* START *

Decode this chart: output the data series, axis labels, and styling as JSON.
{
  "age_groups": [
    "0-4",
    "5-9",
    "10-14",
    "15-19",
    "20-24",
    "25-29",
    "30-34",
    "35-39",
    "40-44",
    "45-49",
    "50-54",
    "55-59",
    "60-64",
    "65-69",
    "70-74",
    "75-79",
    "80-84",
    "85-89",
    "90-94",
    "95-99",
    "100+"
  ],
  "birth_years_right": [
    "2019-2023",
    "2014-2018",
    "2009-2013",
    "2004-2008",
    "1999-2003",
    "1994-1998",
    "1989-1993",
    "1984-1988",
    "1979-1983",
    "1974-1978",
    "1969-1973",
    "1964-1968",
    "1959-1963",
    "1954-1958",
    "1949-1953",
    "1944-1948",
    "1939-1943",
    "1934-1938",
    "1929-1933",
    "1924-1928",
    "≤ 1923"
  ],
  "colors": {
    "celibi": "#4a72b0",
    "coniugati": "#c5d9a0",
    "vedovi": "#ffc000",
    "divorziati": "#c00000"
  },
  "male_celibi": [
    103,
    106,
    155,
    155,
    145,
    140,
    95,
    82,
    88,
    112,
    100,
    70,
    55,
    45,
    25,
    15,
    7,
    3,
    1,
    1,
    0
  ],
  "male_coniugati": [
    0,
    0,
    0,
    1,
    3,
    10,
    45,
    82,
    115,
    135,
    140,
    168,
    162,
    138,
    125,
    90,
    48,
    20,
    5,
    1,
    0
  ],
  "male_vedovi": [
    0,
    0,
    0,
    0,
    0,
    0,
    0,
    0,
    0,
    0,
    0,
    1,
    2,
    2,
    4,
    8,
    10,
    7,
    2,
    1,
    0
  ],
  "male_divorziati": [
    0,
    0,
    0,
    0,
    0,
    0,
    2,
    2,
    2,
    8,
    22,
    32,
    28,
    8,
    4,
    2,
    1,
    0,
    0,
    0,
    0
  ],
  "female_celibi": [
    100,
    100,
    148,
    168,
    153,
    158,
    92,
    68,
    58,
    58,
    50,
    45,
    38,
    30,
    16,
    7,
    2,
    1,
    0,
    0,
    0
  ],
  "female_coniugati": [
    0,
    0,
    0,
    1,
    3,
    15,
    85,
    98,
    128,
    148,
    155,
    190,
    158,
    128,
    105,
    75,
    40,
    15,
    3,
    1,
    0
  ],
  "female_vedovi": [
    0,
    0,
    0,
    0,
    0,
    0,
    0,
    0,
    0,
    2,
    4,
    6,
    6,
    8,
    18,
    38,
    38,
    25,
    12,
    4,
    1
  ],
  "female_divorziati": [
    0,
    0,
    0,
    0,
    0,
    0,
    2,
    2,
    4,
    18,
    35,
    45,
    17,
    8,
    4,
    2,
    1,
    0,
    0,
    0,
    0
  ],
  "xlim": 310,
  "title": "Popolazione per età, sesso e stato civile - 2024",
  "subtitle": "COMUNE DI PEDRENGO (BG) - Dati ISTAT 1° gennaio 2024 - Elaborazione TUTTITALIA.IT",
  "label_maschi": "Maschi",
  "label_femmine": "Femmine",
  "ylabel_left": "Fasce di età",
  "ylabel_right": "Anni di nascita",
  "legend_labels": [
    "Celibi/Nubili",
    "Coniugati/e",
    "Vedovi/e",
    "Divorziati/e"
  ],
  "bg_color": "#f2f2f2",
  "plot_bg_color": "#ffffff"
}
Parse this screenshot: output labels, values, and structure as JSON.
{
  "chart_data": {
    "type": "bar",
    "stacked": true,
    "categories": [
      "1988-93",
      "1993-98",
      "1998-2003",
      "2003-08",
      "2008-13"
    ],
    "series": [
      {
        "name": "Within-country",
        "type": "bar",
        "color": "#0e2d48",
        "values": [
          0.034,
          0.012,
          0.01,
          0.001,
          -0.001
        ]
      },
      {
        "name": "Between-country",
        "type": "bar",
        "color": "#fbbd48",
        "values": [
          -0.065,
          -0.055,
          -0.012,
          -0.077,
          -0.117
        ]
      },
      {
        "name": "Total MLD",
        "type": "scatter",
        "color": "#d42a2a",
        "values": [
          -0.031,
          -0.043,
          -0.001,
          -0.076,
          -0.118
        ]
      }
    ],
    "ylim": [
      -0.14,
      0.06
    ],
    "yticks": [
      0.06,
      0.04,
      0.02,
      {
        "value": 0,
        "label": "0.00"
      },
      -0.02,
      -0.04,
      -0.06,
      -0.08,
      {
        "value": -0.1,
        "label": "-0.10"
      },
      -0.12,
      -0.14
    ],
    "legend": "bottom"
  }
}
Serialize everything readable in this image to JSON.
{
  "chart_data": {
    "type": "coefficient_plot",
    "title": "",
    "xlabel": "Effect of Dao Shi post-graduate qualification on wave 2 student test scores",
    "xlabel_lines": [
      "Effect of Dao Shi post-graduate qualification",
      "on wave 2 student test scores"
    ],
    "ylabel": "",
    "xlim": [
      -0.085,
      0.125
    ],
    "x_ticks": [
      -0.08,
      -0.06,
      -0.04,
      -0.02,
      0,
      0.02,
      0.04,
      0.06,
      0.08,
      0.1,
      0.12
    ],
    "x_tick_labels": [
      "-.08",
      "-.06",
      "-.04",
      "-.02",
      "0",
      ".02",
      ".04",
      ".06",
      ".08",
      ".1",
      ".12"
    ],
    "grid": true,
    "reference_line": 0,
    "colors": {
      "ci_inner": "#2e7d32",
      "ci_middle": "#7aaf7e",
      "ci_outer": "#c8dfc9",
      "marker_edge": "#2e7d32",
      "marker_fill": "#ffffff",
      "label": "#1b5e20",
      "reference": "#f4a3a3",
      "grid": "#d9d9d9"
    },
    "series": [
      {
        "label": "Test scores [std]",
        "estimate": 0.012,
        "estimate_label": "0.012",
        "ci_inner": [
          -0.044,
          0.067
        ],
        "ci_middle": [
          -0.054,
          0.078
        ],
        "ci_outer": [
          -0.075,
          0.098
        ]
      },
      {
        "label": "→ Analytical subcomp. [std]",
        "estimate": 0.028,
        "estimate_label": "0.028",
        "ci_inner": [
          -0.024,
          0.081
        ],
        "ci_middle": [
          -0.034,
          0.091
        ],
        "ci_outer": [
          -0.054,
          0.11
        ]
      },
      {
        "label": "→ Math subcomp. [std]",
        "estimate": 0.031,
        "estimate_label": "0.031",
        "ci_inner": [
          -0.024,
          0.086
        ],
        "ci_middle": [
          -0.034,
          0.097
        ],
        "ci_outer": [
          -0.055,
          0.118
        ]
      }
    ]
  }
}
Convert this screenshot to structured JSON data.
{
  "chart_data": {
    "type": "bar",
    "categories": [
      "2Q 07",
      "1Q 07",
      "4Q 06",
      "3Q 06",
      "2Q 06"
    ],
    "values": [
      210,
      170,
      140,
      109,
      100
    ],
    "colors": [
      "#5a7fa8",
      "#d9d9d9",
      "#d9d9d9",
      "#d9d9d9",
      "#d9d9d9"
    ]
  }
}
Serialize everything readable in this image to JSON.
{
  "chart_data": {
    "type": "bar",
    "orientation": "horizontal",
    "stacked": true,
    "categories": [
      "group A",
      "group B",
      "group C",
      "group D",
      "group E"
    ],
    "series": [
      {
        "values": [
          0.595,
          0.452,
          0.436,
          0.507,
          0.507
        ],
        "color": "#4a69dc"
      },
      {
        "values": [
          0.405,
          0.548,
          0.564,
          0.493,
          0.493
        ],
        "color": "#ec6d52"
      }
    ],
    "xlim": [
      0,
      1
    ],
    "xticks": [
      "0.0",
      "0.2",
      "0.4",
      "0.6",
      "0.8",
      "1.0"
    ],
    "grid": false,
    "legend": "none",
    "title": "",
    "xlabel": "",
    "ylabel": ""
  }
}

* END *

#### [What you will do]
Print the entries exactly. Include every one.

#### [Complete output]
Decode this chart: output the data series, axis labels, and styling as JSON.
{
  "age_groups": [
    "0-4",
    "5-9",
    "10-14",
    "15-19",
    "20-24",
    "25-29",
    "30-34",
    "35-39",
    "40-44",
    "45-49",
    "50-54",
    "55-59",
    "60-64",
    "65-69",
    "70-74",
    "75-79",
    "80-84",
    "85-89",
    "90-94",
    "95-99",
    "100+"
  ],
  "birth_years_right": [
    "2019-2023",
    "2014-2018",
    "2009-2013",
    "2004-2008",
    "1999-2003",
    "1994-1998",
    "1989-1993",
    "1984-1988",
    "1979-1983",
    "1974-1978",
    "1969-1973",
    "1964-1968",
    "1959-1963",
    "1954-1958",
    "1949-1953",
    "1944-1948",
    "1939-1943",
    "1934-1938",
    "1929-1933",
    "1924-1928",
    "≤ 1923"
  ],
  "colors": {
    "celibi": "#4a72b0",
    "coniugati": "#c5d9a0",
    "vedovi": "#ffc000",
    "divorziati": "#c00000"
  },
  "male_celibi": [
    103,
    106,
    155,
    155,
    145,
    140,
    95,
    82,
    88,
    112,
    100,
    70,
    55,
    45,
    25,
    15,
    7,
    3,
    1,
    1,
    0
  ],
  "male_coniugati": [
    0,
    0,
    0,
    1,
    3,
    10,
    45,
    82,
    115,
    135,
    140,
    168,
    162,
    138,
    125,
    90,
    48,
    20,
    5,
    1,
    0
  ],
  "male_vedovi": [
    0,
    0,
    0,
    0,
    0,
    0,
    0,
    0,
    0,
    0,
    0,
    1,
    2,
    2,
    4,
    8,
    10,
    7,
    2,
    1,
    0
  ],
  "male_divorziati": [
    0,
    0,
    0,
    0,
    0,
    0,
    2,
    2,
    2,
    8,
    22,
    32,
    28,
    8,
    4,
    2,
    1,
    0,
    0,
    0,
    0
  ],
  "female_celibi": [
    100,
    100,
    148,
    168,
    153,
    158,
    92,
    68,
    58,
    58,
    50,
    45,
    38,
    30,
    16,
    7,
    2,
    1,
    0,
    0,
    0
  ],
  "female_coniugati": [
    0,
    0,
    0,
    1,
    3,
    15,
    85,
    98,
    128,
    148,
    155,
    190,
    158,
    128,
    105,
    75,
    40,
    15,
    3,
    1,
    0
  ],
  "female_vedovi": [
    0,
    0,
    0,
    0,
    0,
    0,
    0,
    0,
    0,
    2,
    4,
    6,
    6,
    8,
    18,
    38,
    38,
    25,
    12,
    4,
    1
  ],
  "female_divorziati": [
    0,
    0,
    0,
    0,
    0,
    0,
    2,
    2,
    4,
    18,
    35,
    45,
    17,
    8,
    4,
    2,
    1,
    0,
    0,
    0,
    0
  ],
  "xlim": 310,
  "title": "Popolazione per età, sesso e stato civile - 2024",
  "subtitle": "COMUNE DI PEDRENGO (BG) - Dati ISTAT 1° gennaio 2024 - Elaborazione TUTTITALIA.IT",
  "label_maschi": "Maschi",
  "label_femmine": "Femmine",
  "ylabel_left": "Fasce di età",
  "ylabel_right": "Anni di nascita",
  "legend_labels": [
    "Celibi/Nubili",
    "Coniugati/e",
    "Vedovi/e",
    "Divorziati/e"
  ],
  "bg_color": "#f2f2f2",
  "plot_bg_color": "#ffffff"
}
Parse this screenshot: output labels, values, and structure as JSON.
{
  "chart_data": {
    "type": "bar",
    "stacked": true,
    "categories": [
      "1988-93",
      "1993-98",
      "1998-2003",
      "2003-08",
      "2008-13"
    ],
    "series": [
      {
        "name": "Within-country",
        "type": "bar",
        "color": "#0e2d48",
        "values": [
          0.034,
          0.012,
          0.01,
          0.001,
          -0.001
        ]
      },
      {
        "name": "Between-country",
        "type": "bar",
        "color": "#fbbd48",
        "values": [
          -0.065,
          -0.055,
          -0.012,
          -0.077,
          -0.117
        ]
      },
      {
        "name": "Total MLD",
        "type": "scatter",
        "color": "#d42a2a",
        "values": [
          -0.031,
          -0.043,
          -0.001,
          -0.076,
          -0.118
        ]
      }
    ],
    "ylim": [
      -0.14,
      0.06
    ],
    "yticks": [
      0.06,
      0.04,
      0.02,
      {
        "value": 0,
        "label": "0.00"
      },
      -0.02,
      -0.04,
      -0.06,
      -0.08,
      {
        "value": -0.1,
        "label": "-0.10"
      },
      -0.12,
      -0.14
    ],
    "legend": "bottom"
  }
}
Serialize everything readable in this image to JSON.
{
  "chart_data": {
    "type": "coefficient_plot",
    "title": "",
    "xlabel": "Effect of Dao Shi post-graduate qualification on wave 2 student test scores",
    "xlabel_lines": [
      "Effect of Dao Shi post-graduate qualification",
      "on wave 2 student test scores"
    ],
    "ylabel": "",
    "xlim": [
      -0.085,
      0.125
    ],
    "x_ticks": [
      -0.08,
      -0.06,
      -0.04,
      -0.02,
      0,
      0.02,
      0.04,
      0.06,
      0.08,
      0.1,
      0.12
    ],
    "x_tick_labels": [
      "-.08",
      "-.06",
      "-.04",
      "-.02",
      "0",
      ".02",
      ".04",
      ".06",
      ".08",
      ".1",
      ".12"
    ],
    "grid": true,
    "reference_line": 0,
    "colors": {
      "ci_inner": "#2e7d32",
      "ci_middle": "#7aaf7e",
      "ci_outer": "#c8dfc9",
      "marker_edge": "#2e7d32",
      "marker_fill": "#ffffff",
      "label": "#1b5e20",
      "reference": "#f4a3a3",
      "grid": "#d9d9d9"
    },
    "series": [
      {
        "label": "Test scores [std]",
        "estimate": 0.012,
        "estimate_label": "0.012",
        "ci_inner": [
          -0.044,
          0.067
        ],
        "ci_middle": [
          -0.054,
          0.078
        ],
        "ci_outer": [
          -0.075,
          0.098
        ]
      },
      {
        "label": "→ Analytical subcomp. [std]",
        "estimate": 0.028,
        "estimate_label": "0.028",
        "ci_inner": [
          -0.024,
          0.081
        ],
        "ci_middle": [
          -0.034,
          0.091
        ],
        "ci_outer": [
          -0.054,
          0.11
        ]
      },
      {
        "label": "→ Math subcomp. [std]",
        "estimate": 0.031,
        "estimate_label": "0.031",
        "ci_inner": [
          -0.024,
          0.086
        ],
        "ci_middle": [
          -0.034,
          0.097
        ],
        "ci_outer": [
          -0.055,
          0.118
        ]
      }
    ]
  }
}
Convert this screenshot to structured JSON data.
{
  "chart_data": {
    "type": "bar",
    "categories": [
      "2Q 07",
      "1Q 07",
      "4Q 06",
      "3Q 06",
      "2Q 06"
    ],
    "values": [
      210,
      170,
      140,
      109,
      100
    ],
    "colors": [
      "#5a7fa8",
      "#d9d9d9",
      "#d9d9d9",
      "#d9d9d9",
      "#d9d9d9"
    ]
  }
}
Serialize everything readable in this image to JSON.
{
  "chart_data": {
    "type": "bar",
    "orientation": "horizontal",
    "stacked": true,
    "categories": [
      "group A",
      "group B",
      "group C",
      "group D",
      "group E"
    ],
    "series": [
      {
        "values": [
          0.595,
          0.452,
          0.436,
          0.507,
          0.507
        ],
        "color": "#4a69dc"
      },
      {
        "values": [
          0.405,
          0.548,
          0.564,
          0.493,
          0.493
        ],
        "color": "#ec6d52"
      }
    ],
    "xlim": [
      0,
      1
    ],
    "xticks": [
      "0.0",
      "0.2",
      "0.4",
      "0.6",
      "0.8",
      "1.0"
    ],
    "grid": false,
    "legend": "none",
    "title": "",
    "xlabel": "",
    "ylabel": ""
  }
}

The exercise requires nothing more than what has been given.